## Short problem
Leave out the pictures and repeat every record exactly.

## Source records
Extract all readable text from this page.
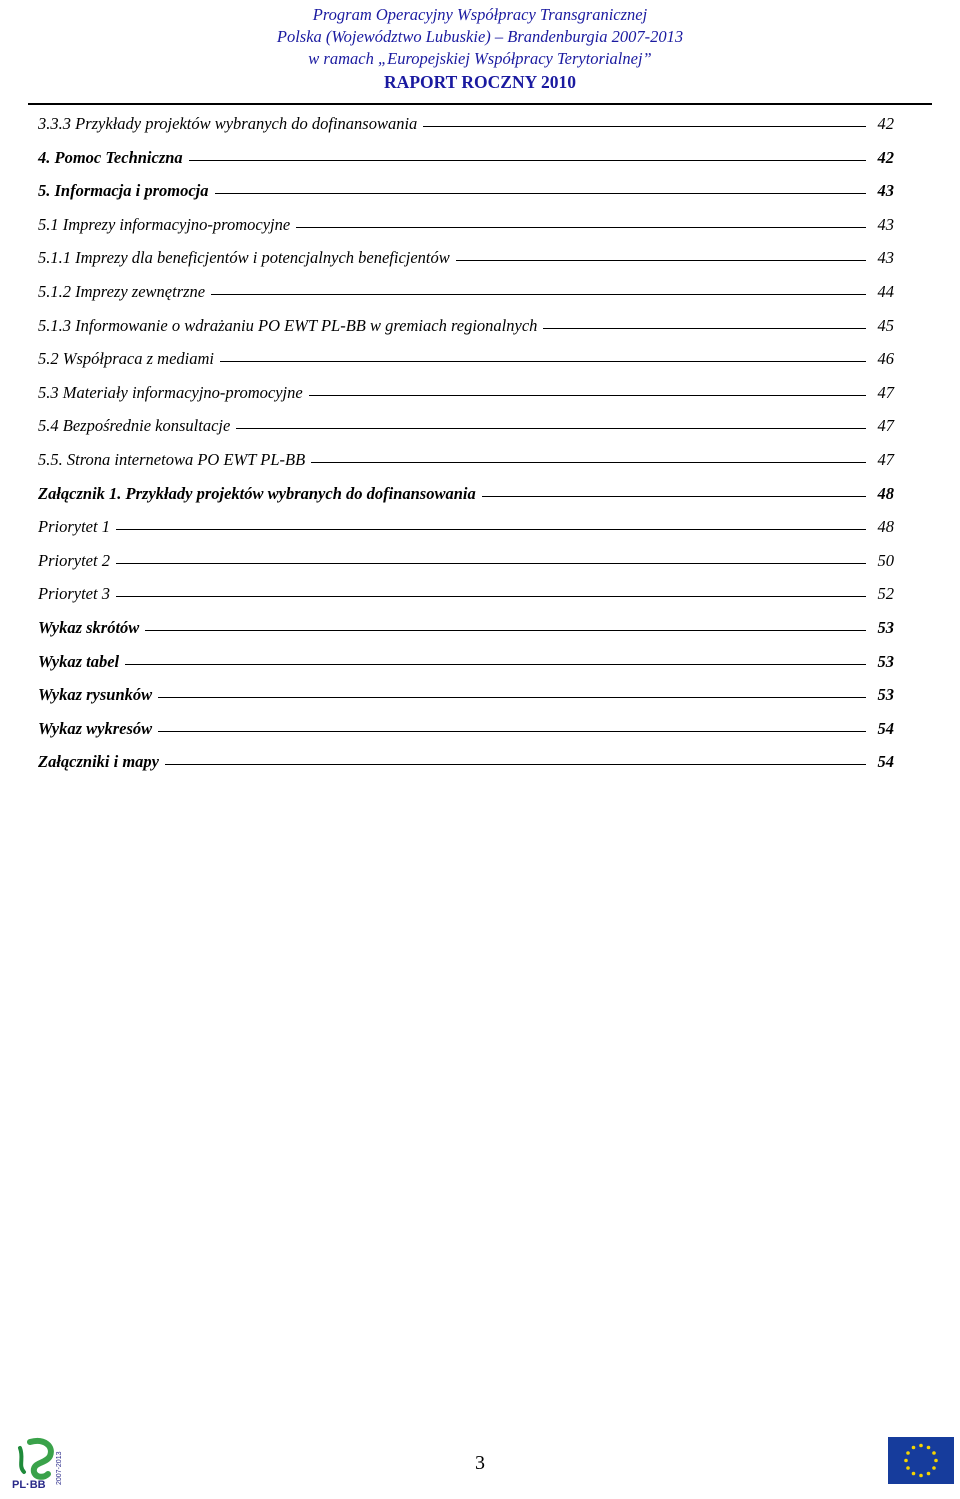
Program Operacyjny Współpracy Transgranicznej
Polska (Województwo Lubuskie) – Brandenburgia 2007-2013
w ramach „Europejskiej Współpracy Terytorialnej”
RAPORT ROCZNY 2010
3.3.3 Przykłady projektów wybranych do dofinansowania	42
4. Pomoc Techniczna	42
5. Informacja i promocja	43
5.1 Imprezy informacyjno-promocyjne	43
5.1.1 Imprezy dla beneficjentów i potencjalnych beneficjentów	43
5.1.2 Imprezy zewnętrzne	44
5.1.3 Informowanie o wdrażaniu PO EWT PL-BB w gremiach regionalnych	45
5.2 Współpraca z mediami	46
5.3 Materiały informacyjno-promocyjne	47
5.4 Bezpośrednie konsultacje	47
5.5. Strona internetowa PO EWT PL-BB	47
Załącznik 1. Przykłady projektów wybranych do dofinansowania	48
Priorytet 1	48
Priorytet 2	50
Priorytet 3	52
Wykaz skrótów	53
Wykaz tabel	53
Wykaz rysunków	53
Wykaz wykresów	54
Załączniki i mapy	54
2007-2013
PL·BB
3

## Written reply
Extract all readable text from this page.
Program Operacyjny Współpracy Transgranicznej
Polska (Województwo Lubuskie) – Brandenburgia 2007-2013
w ramach „Europejskiej Współpracy Terytorialnej”
RAPORT ROCZNY 2010
3.3.3 Przykłady projektów wybranych do dofinansowania	42
4. Pomoc Techniczna	42
5. Informacja i promocja	43
5.1 Imprezy informacyjno-promocyjne	43
5.1.1 Imprezy dla beneficjentów i potencjalnych beneficjentów	43
5.1.2 Imprezy zewnętrzne	44
5.1.3 Informowanie o wdrażaniu PO EWT PL-BB w gremiach regionalnych	45
5.2 Współpraca z mediami	46
5.3 Materiały informacyjno-promocyjne	47
5.4 Bezpośrednie konsultacje	47
5.5. Strona internetowa PO EWT PL-BB	47
Załącznik 1. Przykłady projektów wybranych do dofinansowania	48
Priorytet 1	48
Priorytet 2	50
Priorytet 3	52
Wykaz skrótów	53
Wykaz tabel	53
Wykaz rysunków	53
Wykaz wykresów	54
Załączniki i mapy	54
2007-2013
PL·BB
3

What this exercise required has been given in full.